*Goal of the exercise*:
What follows is a block of records; reproduce all of it verbatim.

*Records for the task*:
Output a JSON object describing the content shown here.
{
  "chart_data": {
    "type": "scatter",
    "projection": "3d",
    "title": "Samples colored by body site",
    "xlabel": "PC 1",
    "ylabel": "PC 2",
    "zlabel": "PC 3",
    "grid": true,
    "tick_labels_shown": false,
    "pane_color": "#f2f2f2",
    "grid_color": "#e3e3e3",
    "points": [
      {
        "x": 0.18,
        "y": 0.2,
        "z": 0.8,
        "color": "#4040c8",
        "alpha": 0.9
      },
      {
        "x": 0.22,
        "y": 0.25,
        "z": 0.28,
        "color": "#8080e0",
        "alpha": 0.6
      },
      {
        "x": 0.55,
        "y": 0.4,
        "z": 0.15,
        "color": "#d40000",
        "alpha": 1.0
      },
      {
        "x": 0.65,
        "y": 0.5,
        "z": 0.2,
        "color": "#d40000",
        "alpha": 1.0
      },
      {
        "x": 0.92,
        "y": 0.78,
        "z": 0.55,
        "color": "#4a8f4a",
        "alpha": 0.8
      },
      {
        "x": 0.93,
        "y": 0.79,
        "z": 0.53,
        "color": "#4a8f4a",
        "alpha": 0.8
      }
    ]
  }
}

*Output*:
Output a JSON object describing the content shown here.
{
  "chart_data": {
    "type": "scatter",
    "projection": "3d",
    "title": "Samples colored by body site",
    "xlabel": "PC 1",
    "ylabel": "PC 2",
    "zlabel": "PC 3",
    "grid": true,
    "tick_labels_shown": false,
    "pane_color": "#f2f2f2",
    "grid_color": "#e3e3e3",
    "points": [
      {
        "x": 0.18,
        "y": 0.2,
        "z": 0.8,
        "color": "#4040c8",
        "alpha": 0.9
      },
      {
        "x": 0.22,
        "y": 0.25,
        "z": 0.28,
        "color": "#8080e0",
        "alpha": 0.6
      },
      {
        "x": 0.55,
        "y": 0.4,
        "z": 0.15,
        "color": "#d40000",
        "alpha": 1.0
      },
      {
        "x": 0.65,
        "y": 0.5,
        "z": 0.2,
        "color": "#d40000",
        "alpha": 1.0
      },
      {
        "x": 0.92,
        "y": 0.78,
        "z": 0.55,
        "color": "#4a8f4a",
        "alpha": 0.8
      },
      {
        "x": 0.93,
        "y": 0.79,
        "z": 0.53,
        "color": "#4a8f4a",
        "alpha": 0.8
      }
    ]
  }
}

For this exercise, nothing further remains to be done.